» Challenge
Your job is to retype all of the data word for word, leaving every image out.

------ Provided data ------

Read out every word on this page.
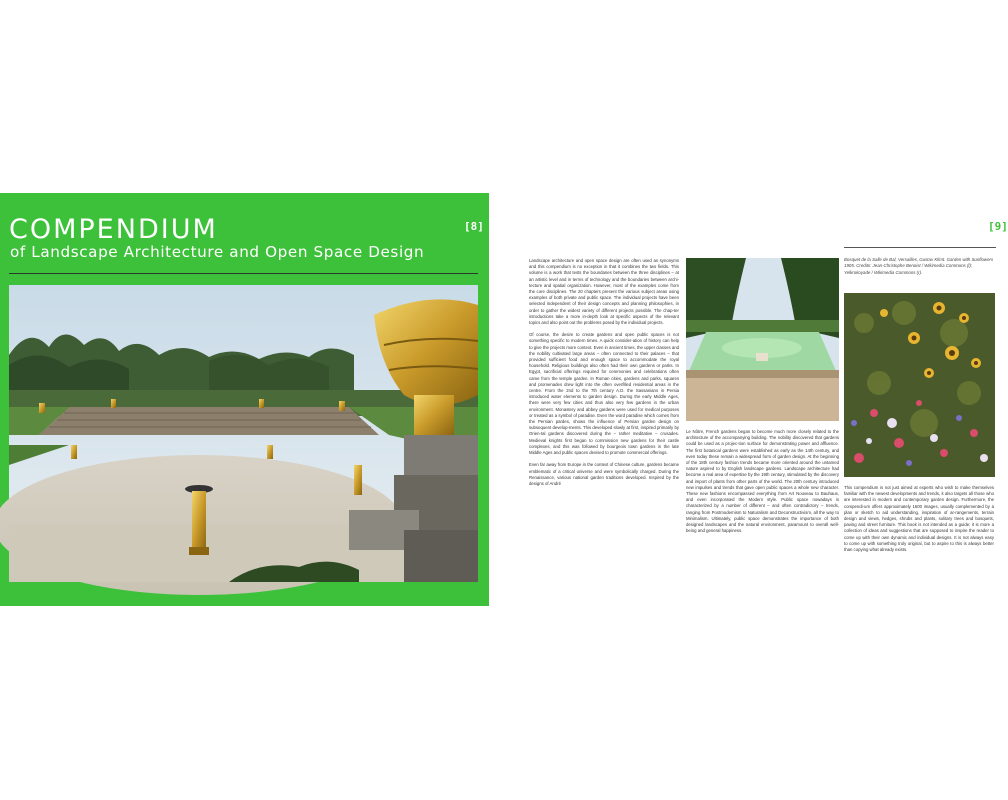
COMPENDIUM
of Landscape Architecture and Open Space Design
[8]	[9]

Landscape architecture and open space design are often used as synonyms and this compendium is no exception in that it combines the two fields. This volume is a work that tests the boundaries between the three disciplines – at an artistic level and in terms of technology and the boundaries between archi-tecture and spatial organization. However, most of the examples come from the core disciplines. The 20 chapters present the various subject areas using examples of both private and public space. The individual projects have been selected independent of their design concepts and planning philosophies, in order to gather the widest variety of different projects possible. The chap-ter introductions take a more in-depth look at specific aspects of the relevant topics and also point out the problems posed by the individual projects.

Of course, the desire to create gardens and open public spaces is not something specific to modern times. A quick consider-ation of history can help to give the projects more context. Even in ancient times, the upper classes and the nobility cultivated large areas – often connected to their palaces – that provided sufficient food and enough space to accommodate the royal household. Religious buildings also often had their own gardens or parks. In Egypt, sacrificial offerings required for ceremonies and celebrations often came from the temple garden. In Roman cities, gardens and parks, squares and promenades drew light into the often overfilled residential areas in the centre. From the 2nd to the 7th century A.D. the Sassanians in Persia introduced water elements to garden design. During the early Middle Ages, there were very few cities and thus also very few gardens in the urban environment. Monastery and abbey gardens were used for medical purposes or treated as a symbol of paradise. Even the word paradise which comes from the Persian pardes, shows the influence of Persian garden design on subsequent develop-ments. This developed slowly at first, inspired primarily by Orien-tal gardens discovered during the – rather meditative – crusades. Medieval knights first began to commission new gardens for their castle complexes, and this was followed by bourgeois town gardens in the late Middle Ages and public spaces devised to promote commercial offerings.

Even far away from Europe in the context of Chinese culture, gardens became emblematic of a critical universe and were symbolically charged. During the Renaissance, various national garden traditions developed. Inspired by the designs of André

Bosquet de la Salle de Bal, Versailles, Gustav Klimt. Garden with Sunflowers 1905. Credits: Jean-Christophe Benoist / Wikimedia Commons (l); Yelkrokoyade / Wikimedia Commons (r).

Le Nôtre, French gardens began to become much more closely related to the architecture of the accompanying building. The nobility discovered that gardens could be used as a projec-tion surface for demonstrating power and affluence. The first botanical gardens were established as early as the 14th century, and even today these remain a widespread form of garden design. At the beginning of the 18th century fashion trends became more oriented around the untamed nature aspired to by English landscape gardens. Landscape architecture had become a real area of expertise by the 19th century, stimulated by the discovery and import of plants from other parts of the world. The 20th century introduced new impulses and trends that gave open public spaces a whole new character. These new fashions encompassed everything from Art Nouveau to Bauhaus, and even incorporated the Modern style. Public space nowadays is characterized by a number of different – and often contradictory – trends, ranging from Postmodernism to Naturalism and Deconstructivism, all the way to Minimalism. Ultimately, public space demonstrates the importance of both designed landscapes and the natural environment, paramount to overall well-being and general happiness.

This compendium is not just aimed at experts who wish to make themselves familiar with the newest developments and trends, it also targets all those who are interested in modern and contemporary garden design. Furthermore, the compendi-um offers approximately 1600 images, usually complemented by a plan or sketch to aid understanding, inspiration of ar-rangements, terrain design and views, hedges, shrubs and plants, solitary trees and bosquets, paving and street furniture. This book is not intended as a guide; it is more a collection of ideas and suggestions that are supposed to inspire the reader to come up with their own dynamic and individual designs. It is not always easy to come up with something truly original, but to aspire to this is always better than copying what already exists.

------

» Answer to the task
Read out every word on this page.
COMPENDIUM
of Landscape Architecture and Open Space Design
[8]	[9]

Landscape architecture and open space design are often used as synonyms and this compendium is no exception in that it combines the two fields. This volume is a work that tests the boundaries between the three disciplines – at an artistic level and in terms of technology and the boundaries between archi-tecture and spatial organization. However, most of the examples come from the core disciplines. The 20 chapters present the various subject areas using examples of both private and public space. The individual projects have been selected independent of their design concepts and planning philosophies, in order to gather the widest variety of different projects possible. The chap-ter introductions take a more in-depth look at specific aspects of the relevant topics and also point out the problems posed by the individual projects.

Of course, the desire to create gardens and open public spaces is not something specific to modern times. A quick consider-ation of history can help to give the projects more context. Even in ancient times, the upper classes and the nobility cultivated large areas – often connected to their palaces – that provided sufficient food and enough space to accommodate the royal household. Religious buildings also often had their own gardens or parks. In Egypt, sacrificial offerings required for ceremonies and celebrations often came from the temple garden. In Roman cities, gardens and parks, squares and promenades drew light into the often overfilled residential areas in the centre. From the 2nd to the 7th century A.D. the Sassanians in Persia introduced water elements to garden design. During the early Middle Ages, there were very few cities and thus also very few gardens in the urban environment. Monastery and abbey gardens were used for medical purposes or treated as a symbol of paradise. Even the word paradise which comes from the Persian pardes, shows the influence of Persian garden design on subsequent develop-ments. This developed slowly at first, inspired primarily by Orien-tal gardens discovered during the – rather meditative – crusades. Medieval knights first began to commission new gardens for their castle complexes, and this was followed by bourgeois town gardens in the late Middle Ages and public spaces devised to promote commercial offerings.

Even far away from Europe in the context of Chinese culture, gardens became emblematic of a critical universe and were symbolically charged. During the Renaissance, various national garden traditions developed. Inspired by the designs of André

Bosquet de la Salle de Bal, Versailles, Gustav Klimt. Garden with Sunflowers 1905. Credits: Jean-Christophe Benoist / Wikimedia Commons (l); Yelkrokoyade / Wikimedia Commons (r).

Le Nôtre, French gardens began to become much more closely related to the architecture of the accompanying building. The nobility discovered that gardens could be used as a projec-tion surface for demonstrating power and affluence. The first botanical gardens were established as early as the 14th century, and even today these remain a widespread form of garden design. At the beginning of the 18th century fashion trends became more oriented around the untamed nature aspired to by English landscape gardens. Landscape architecture had become a real area of expertise by the 19th century, stimulated by the discovery and import of plants from other parts of the world. The 20th century introduced new impulses and trends that gave open public spaces a whole new character. These new fashions encompassed everything from Art Nouveau to Bauhaus, and even incorporated the Modern style. Public space nowadays is characterized by a number of different – and often contradictory – trends, ranging from Postmodernism to Naturalism and Deconstructivism, all the way to Minimalism. Ultimately, public space demonstrates the importance of both designed landscapes and the natural environment, paramount to overall well-being and general happiness.

This compendium is not just aimed at experts who wish to make themselves familiar with the newest developments and trends, it also targets all those who are interested in modern and contemporary garden design. Furthermore, the compendi-um offers approximately 1600 images, usually complemented by a plan or sketch to aid understanding, inspiration of ar-rangements, terrain design and views, hedges, shrubs and plants, solitary trees and bosquets, paving and street furniture. This book is not intended as a guide; it is more a collection of ideas and suggestions that are supposed to inspire the reader to come up with their own dynamic and individual designs. It is not always easy to come up with something truly original, but to aspire to this is always better than copying what already exists.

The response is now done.